» Written task
Identify each line in the records that contains the string "elements" and copy those lines. Case counts.

======== Data records ========

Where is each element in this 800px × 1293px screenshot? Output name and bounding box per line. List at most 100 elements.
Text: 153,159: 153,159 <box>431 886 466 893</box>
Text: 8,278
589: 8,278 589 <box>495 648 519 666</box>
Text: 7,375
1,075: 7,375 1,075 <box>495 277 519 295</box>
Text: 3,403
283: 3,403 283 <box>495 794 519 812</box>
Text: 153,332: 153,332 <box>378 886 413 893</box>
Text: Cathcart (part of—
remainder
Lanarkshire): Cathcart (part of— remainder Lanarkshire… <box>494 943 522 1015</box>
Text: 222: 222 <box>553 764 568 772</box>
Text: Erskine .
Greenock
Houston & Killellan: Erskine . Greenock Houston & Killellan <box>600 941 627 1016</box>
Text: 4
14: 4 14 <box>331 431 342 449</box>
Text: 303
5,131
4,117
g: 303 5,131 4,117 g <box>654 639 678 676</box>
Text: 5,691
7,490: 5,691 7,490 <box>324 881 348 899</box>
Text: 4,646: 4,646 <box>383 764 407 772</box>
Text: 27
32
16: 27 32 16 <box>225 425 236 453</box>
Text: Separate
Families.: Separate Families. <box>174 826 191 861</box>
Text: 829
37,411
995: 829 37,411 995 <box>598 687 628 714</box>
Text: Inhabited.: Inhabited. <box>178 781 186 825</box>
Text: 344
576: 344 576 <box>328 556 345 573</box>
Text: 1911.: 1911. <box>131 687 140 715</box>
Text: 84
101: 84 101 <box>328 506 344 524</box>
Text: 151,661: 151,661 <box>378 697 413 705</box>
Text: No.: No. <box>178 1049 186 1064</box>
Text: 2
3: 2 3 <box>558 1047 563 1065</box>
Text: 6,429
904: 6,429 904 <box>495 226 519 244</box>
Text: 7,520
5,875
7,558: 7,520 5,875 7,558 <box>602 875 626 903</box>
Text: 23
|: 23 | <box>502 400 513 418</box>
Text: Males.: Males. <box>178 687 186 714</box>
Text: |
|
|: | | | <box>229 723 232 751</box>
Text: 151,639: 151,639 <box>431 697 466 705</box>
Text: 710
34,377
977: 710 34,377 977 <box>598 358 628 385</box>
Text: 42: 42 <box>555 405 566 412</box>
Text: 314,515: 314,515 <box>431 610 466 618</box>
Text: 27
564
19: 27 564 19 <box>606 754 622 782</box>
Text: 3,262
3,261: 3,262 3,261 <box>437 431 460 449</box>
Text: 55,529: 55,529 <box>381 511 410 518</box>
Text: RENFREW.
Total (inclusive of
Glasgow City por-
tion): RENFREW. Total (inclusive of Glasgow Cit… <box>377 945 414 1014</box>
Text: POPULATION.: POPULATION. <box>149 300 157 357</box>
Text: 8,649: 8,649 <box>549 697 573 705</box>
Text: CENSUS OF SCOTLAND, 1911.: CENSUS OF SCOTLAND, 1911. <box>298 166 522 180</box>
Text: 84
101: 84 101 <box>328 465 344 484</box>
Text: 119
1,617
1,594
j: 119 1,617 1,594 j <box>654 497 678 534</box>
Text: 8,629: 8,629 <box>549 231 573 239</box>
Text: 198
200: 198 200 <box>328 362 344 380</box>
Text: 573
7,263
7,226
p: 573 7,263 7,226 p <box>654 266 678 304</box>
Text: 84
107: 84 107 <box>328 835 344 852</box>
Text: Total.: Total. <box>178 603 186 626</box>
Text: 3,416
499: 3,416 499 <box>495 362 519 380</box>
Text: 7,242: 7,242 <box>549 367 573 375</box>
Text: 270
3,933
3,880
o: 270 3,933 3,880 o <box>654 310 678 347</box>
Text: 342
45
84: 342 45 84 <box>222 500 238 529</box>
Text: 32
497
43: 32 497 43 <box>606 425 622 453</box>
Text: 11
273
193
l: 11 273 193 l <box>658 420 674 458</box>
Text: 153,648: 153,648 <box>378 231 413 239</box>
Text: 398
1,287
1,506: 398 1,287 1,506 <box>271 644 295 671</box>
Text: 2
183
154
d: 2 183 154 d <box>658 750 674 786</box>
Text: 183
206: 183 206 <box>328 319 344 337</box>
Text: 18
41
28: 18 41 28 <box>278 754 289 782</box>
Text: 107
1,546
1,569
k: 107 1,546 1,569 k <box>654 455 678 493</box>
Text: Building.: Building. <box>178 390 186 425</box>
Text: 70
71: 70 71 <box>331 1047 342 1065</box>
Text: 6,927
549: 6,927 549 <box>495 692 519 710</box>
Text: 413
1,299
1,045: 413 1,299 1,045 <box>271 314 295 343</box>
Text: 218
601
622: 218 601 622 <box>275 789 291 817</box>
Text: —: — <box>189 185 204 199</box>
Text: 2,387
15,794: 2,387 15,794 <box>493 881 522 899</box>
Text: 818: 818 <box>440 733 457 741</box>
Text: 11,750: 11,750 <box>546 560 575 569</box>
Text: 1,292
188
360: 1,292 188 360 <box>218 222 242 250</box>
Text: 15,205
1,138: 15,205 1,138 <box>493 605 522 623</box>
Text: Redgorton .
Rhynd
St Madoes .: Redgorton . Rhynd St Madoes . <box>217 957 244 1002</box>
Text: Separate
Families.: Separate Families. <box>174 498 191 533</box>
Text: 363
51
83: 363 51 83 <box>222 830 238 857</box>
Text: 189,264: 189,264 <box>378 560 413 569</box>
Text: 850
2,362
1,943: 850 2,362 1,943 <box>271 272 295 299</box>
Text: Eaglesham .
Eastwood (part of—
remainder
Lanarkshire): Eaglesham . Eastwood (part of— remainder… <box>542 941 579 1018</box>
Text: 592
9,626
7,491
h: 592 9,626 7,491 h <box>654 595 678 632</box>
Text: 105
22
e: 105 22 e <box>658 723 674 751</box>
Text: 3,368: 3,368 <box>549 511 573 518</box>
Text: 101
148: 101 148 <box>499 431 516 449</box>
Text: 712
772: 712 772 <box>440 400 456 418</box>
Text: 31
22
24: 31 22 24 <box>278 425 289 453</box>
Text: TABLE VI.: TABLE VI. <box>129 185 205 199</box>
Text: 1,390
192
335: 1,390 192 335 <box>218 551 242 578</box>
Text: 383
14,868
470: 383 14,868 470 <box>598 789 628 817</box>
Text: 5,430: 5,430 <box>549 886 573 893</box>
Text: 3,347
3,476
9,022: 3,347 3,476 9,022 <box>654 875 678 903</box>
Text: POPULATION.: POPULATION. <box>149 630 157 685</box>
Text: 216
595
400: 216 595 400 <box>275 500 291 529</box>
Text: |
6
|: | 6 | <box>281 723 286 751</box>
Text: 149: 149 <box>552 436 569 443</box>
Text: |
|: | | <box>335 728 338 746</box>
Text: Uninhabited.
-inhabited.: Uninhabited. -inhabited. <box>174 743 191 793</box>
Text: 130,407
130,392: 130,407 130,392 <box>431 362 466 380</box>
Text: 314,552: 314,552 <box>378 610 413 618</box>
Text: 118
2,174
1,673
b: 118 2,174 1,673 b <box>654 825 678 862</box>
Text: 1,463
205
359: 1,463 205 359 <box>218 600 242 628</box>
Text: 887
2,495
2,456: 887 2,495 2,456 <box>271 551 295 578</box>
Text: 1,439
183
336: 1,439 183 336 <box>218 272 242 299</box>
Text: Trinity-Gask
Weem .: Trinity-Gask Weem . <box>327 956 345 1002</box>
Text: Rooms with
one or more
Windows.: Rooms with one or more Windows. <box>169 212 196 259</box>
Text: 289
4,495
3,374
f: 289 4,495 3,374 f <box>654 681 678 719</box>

========
======== Data records ========

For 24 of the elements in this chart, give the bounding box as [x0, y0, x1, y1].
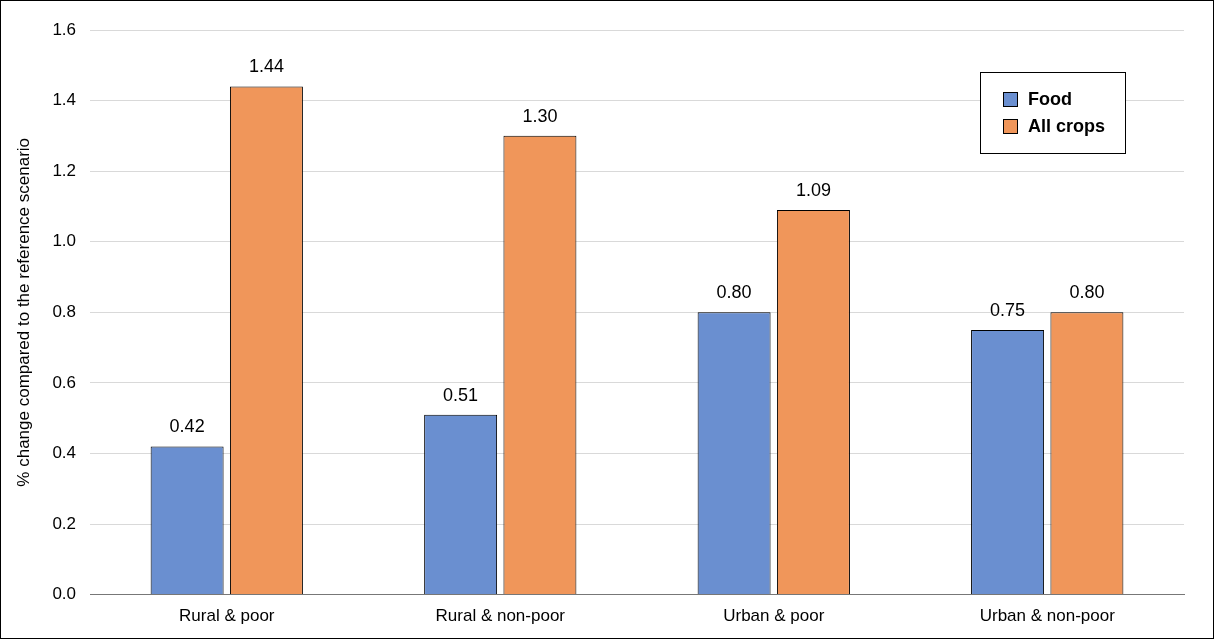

========

» Right answer
Where is each element in this 800px × 1293px screenshot? Output name and bounding box per line. List at most 100 elements.
For 24 of the elements in this chart, give the bounding box as [x0, y0, x1, y1].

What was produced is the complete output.